Items
------------------------

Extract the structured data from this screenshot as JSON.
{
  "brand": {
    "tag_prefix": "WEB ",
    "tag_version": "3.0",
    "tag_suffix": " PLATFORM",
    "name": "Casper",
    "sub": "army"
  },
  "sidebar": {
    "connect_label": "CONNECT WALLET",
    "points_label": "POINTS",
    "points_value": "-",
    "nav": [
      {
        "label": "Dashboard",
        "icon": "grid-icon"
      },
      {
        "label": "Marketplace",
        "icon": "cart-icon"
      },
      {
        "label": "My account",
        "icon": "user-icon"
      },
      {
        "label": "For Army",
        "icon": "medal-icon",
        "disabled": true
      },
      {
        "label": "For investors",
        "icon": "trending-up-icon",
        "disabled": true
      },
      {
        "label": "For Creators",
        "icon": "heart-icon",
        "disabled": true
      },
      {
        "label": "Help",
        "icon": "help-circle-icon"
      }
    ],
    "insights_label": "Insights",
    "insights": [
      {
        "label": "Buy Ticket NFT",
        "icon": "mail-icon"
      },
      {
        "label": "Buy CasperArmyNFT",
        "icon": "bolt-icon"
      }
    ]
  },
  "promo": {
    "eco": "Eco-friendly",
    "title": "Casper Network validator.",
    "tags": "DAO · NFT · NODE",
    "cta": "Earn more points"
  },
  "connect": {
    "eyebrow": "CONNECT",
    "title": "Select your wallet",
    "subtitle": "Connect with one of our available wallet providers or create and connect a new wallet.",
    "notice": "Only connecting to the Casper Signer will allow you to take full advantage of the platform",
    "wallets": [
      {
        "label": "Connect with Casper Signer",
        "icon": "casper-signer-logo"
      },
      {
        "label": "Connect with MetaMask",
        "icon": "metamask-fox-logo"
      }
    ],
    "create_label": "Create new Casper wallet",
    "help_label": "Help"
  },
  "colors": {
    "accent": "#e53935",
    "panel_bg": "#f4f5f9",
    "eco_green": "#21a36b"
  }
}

------------------------

Your instructions
Output all of the data again, exactly.

The result
Extract the structured data from this screenshot as JSON.
{
  "brand": {
    "tag_prefix": "WEB ",
    "tag_version": "3.0",
    "tag_suffix": " PLATFORM",
    "name": "Casper",
    "sub": "army"
  },
  "sidebar": {
    "connect_label": "CONNECT WALLET",
    "points_label": "POINTS",
    "points_value": "-",
    "nav": [
      {
        "label": "Dashboard",
        "icon": "grid-icon"
      },
      {
        "label": "Marketplace",
        "icon": "cart-icon"
      },
      {
        "label": "My account",
        "icon": "user-icon"
      },
      {
        "label": "For Army",
        "icon": "medal-icon",
        "disabled": true
      },
      {
        "label": "For investors",
        "icon": "trending-up-icon",
        "disabled": true
      },
      {
        "label": "For Creators",
        "icon": "heart-icon",
        "disabled": true
      },
      {
        "label": "Help",
        "icon": "help-circle-icon"
      }
    ],
    "insights_label": "Insights",
    "insights": [
      {
        "label": "Buy Ticket NFT",
        "icon": "mail-icon"
      },
      {
        "label": "Buy CasperArmyNFT",
        "icon": "bolt-icon"
      }
    ]
  },
  "promo": {
    "eco": "Eco-friendly",
    "title": "Casper Network validator.",
    "tags": "DAO · NFT · NODE",
    "cta": "Earn more points"
  },
  "connect": {
    "eyebrow": "CONNECT",
    "title": "Select your wallet",
    "subtitle": "Connect with one of our available wallet providers or create and connect a new wallet.",
    "notice": "Only connecting to the Casper Signer will allow you to take full advantage of the platform",
    "wallets": [
      {
        "label": "Connect with Casper Signer",
        "icon": "casper-signer-logo"
      },
      {
        "label": "Connect with MetaMask",
        "icon": "metamask-fox-logo"
      }
    ],
    "create_label": "Create new Casper wallet",
    "help_label": "Help"
  },
  "colors": {
    "accent": "#e53935",
    "panel_bg": "#f4f5f9",
    "eco_green": "#21a36b"
  }
}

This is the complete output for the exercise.